_Exercise objective_
Locate the lines of the listing below that hold "sani", then copy each of them.
════════════════
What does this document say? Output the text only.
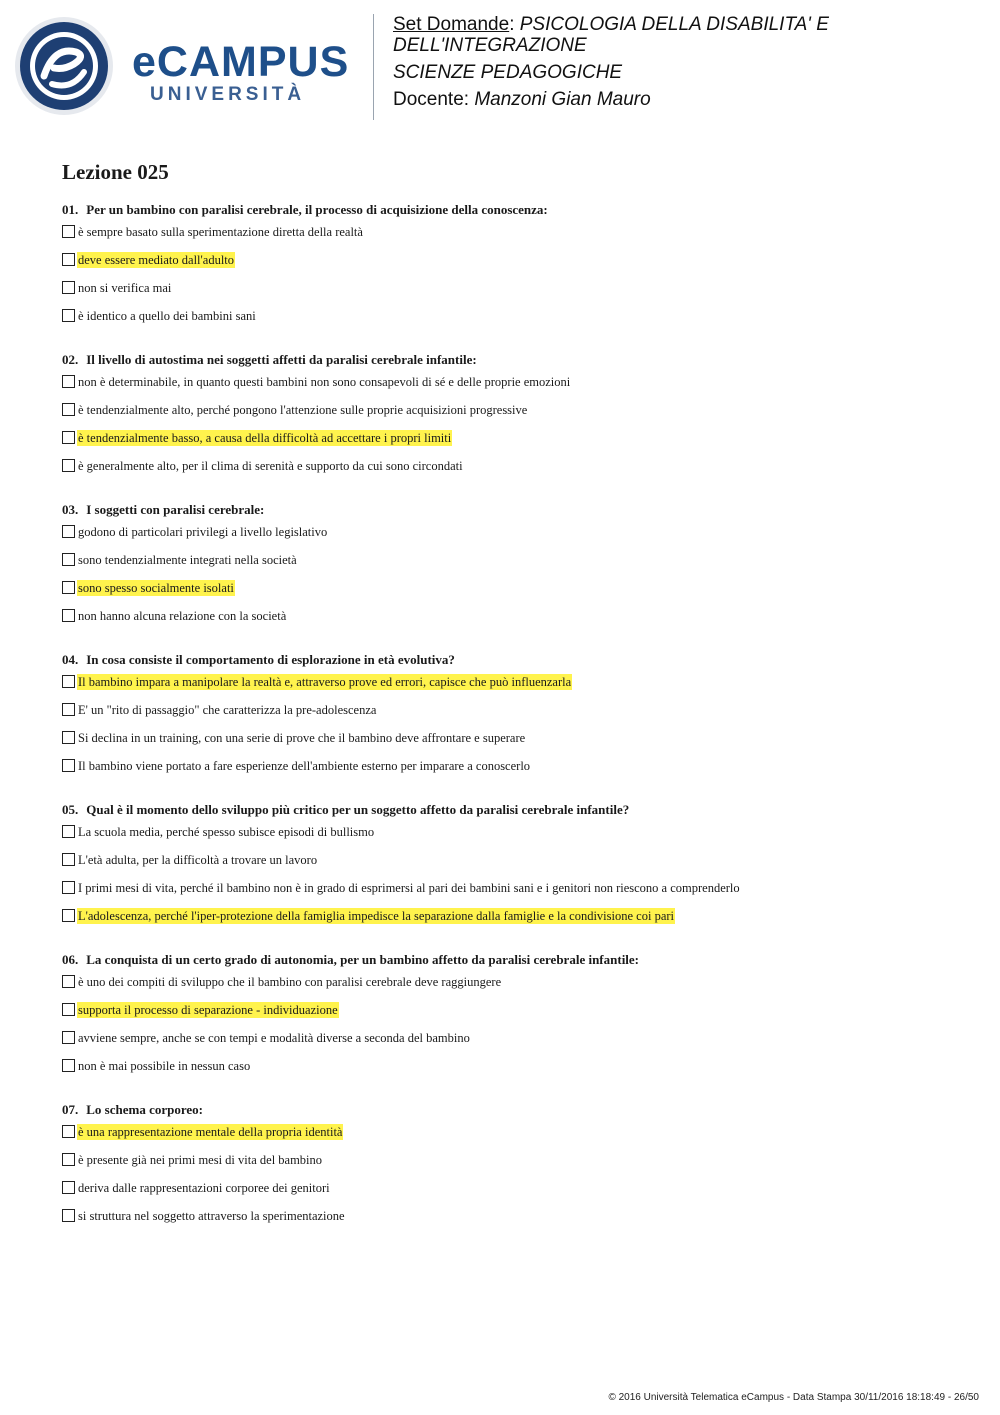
eCAMPUS
UNIVERSITÀ
Set Domande: PSICOLOGIA DELLA DISABILITA' E DELL'INTEGRAZIONE
SCIENZE PEDAGOGICHE
Docente: Manzoni Gian Mauro
Lezione 025
01. Per un bambino con paralisi cerebrale, il processo di acquisizione della conoscenza:
è sempre basato sulla sperimentazione diretta della realtà
deve essere mediato dall'adulto
non si verifica mai
è identico a quello dei bambini sani
02. Il livello di autostima nei soggetti affetti da paralisi cerebrale infantile:
non è determinabile, in quanto questi bambini non sono consapevoli di sé e delle proprie emozioni
è tendenzialmente alto, perché pongono l'attenzione sulle proprie acquisizioni progressive
è tendenzialmente basso, a causa della difficoltà ad accettare i propri limiti
è generalmente alto, per il clima di serenità e supporto da cui sono circondati
03. I soggetti con paralisi cerebrale:
godono di particolari privilegi a livello legislativo
sono tendenzialmente integrati nella società
sono spesso socialmente isolati
non hanno alcuna relazione con la società
04. In cosa consiste il comportamento di esplorazione in età evolutiva?
Il bambino impara a manipolare la realtà e, attraverso prove ed errori, capisce che può influenzarla
E' un "rito di passaggio" che caratterizza la pre-adolescenza
Si declina in un training, con una serie di prove che il bambino deve affrontare e superare
Il bambino viene portato a fare esperienze dell'ambiente esterno per imparare a conoscerlo
05. Qual è il momento dello sviluppo più critico per un soggetto affetto da paralisi cerebrale infantile?
La scuola media, perché spesso subisce episodi di bullismo
L'età adulta, per la difficoltà a trovare un lavoro
I primi mesi di vita, perché il bambino non è in grado di esprimersi al pari dei bambini sani e i genitori non riescono a comprenderlo
L'adolescenza, perché l'iper-protezione della famiglia impedisce la separazione dalla famiglie e la condivisione coi pari
06. La conquista di un certo grado di autonomia, per un bambino affetto da paralisi cerebrale infantile:
è uno dei compiti di sviluppo che il bambino con paralisi cerebrale deve raggiungere
supporta il processo di separazione - individuazione
avviene sempre, anche se con tempi e modalità diverse a seconda del bambino
non è mai possibile in nessun caso
07. Lo schema corporeo:
è una rappresentazione mentale della propria identità
è presente già nei primi mesi di vita del bambino
deriva dalle rappresentazioni corporee dei genitori
si struttura nel soggetto attraverso la sperimentazione
© 2016 Università Telematica eCampus - Data Stampa 30/11/2016 18:18:49 - 26/50
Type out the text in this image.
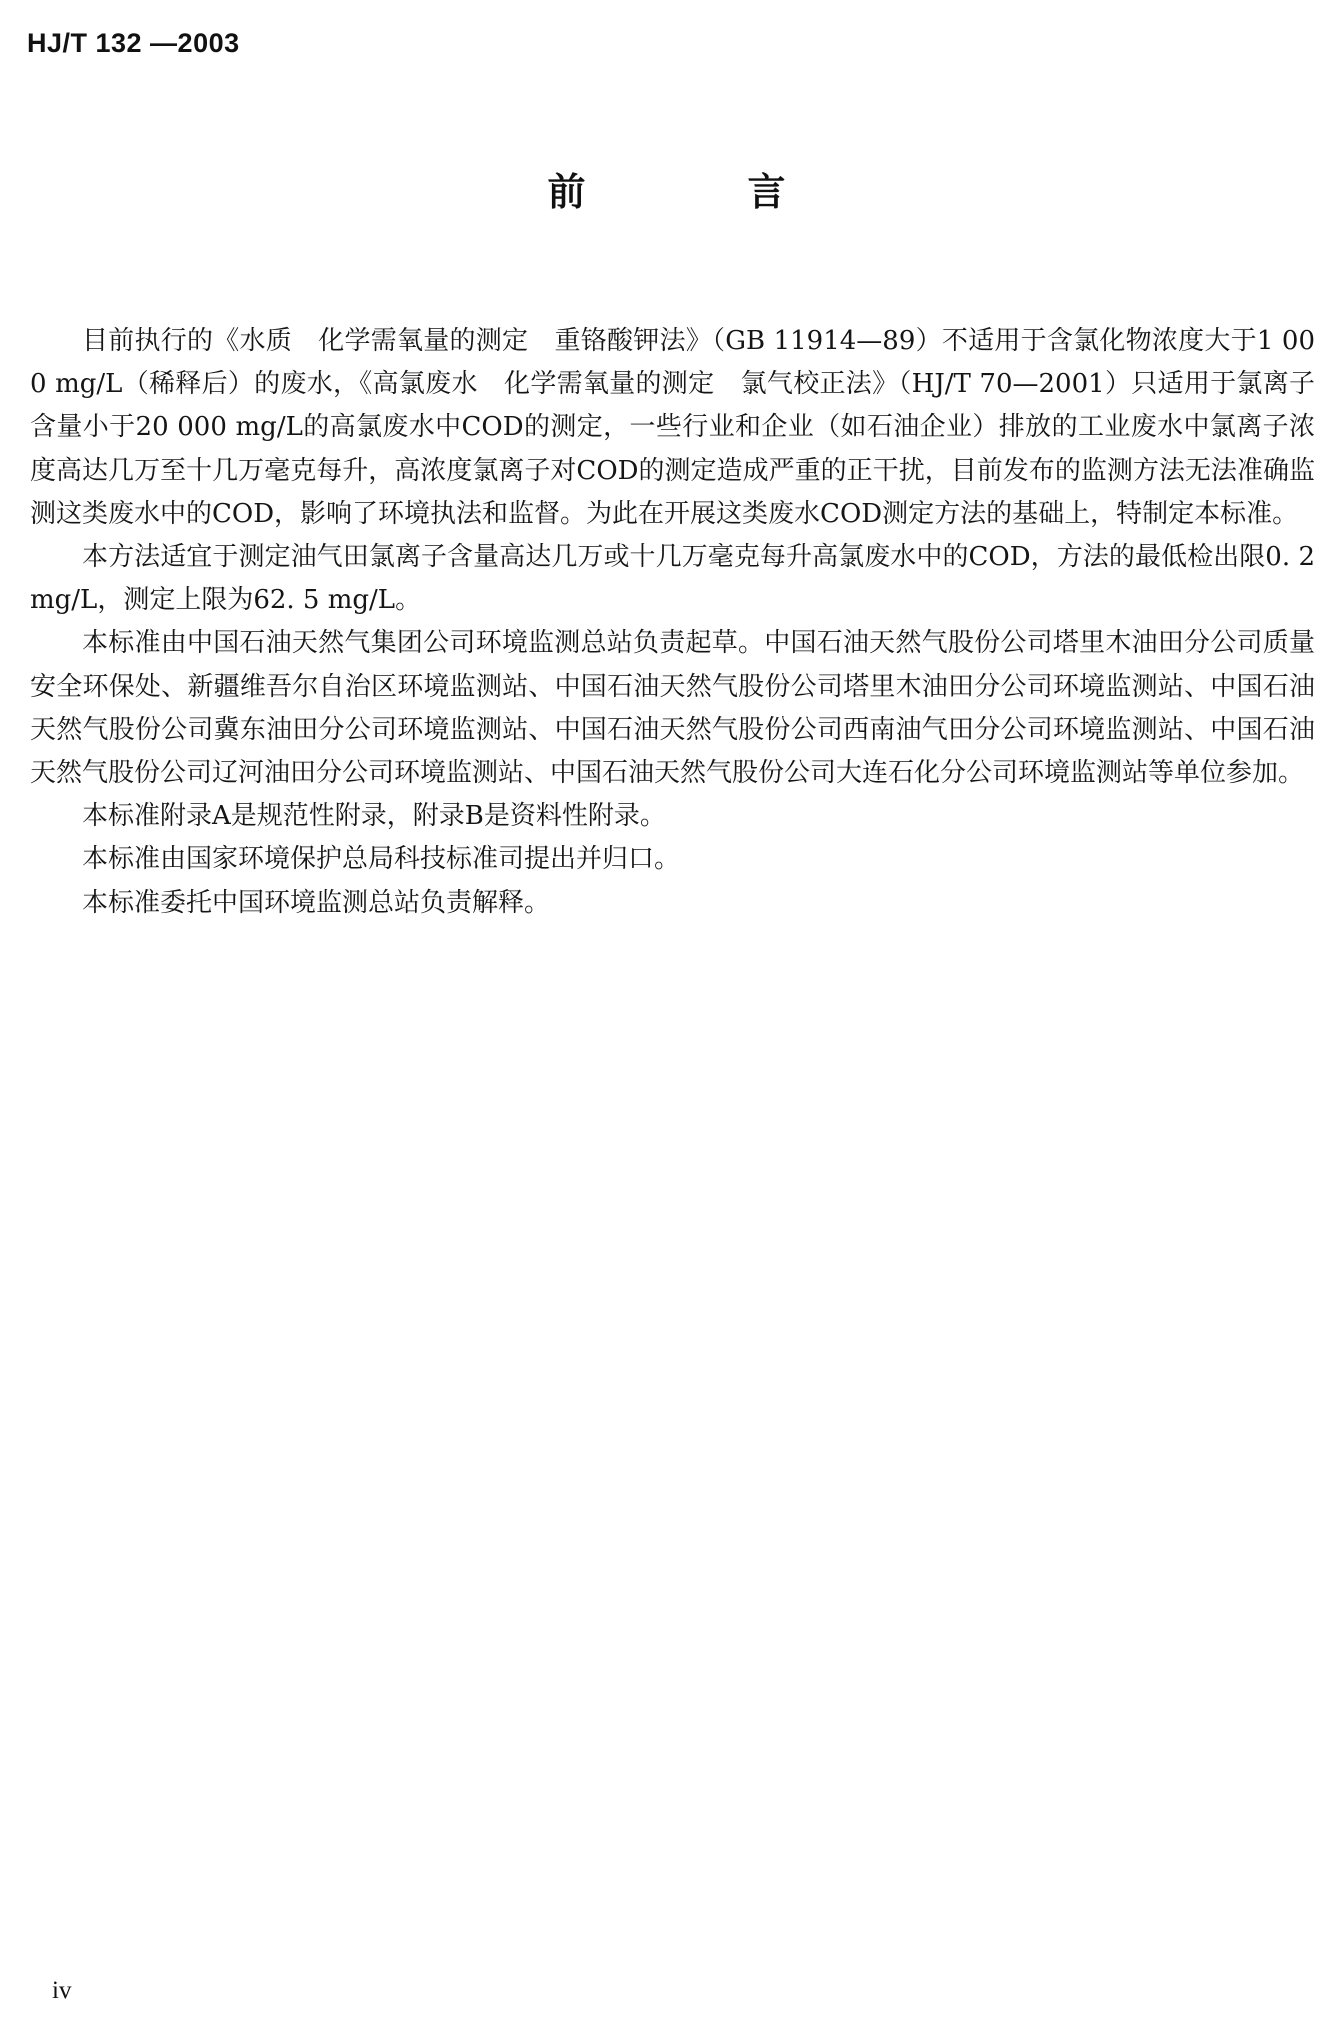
HJ/T 132 —2003
前　　　　言

目前执行的《水质　化学需氧量的测定　重铬酸钾法》（GB 11914—89）不适用于含氯化物浓度大于1 000 mg/L（稀释后）的废水，《高氯废水　化学需氧量的测定　氯气校正法》（HJ/T 70—2001）只适用于氯离子含量小于20 000 mg/L的高氯废水中COD的测定，一些行业和企业（如石油企业）排放的工业废水中氯离子浓度高达几万至十几万毫克每升，高浓度氯离子对COD的测定造成严重的正干扰，目前发布的监测方法无法准确监测这类废水中的COD，影响了环境执法和监督。为此在开展这类废水COD测定方法的基础上，特制定本标准。

本方法适宜于测定油气田氯离子含量高达几万或十几万毫克每升高氯废水中的COD，方法的最低检出限0. 2 mg/L，测定上限为62. 5 mg/L。

本标准由中国石油天然气集团公司环境监测总站负责起草。中国石油天然气股份公司塔里木油田分公司质量安全环保处、新疆维吾尔自治区环境监测站、中国石油天然气股份公司塔里木油田分公司环境监测站、中国石油天然气股份公司冀东油田分公司环境监测站、中国石油天然气股份公司西南油气田分公司环境监测站、中国石油天然气股份公司辽河油田分公司环境监测站、中国石油天然气股份公司大连石化分公司环境监测站等单位参加。

本标准附录A是规范性附录，附录B是资料性附录。

本标准由国家环境保护总局科技标准司提出并归口。

本标准委托中国环境监测总站负责解释。

iv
════════════════
_Task result_
è identico a quello dei bambini sani
I primi mesi di vita, perché il bambino non è in grado di esprimersi al pari dei bambini sani e i genitori non riescono a comprenderlo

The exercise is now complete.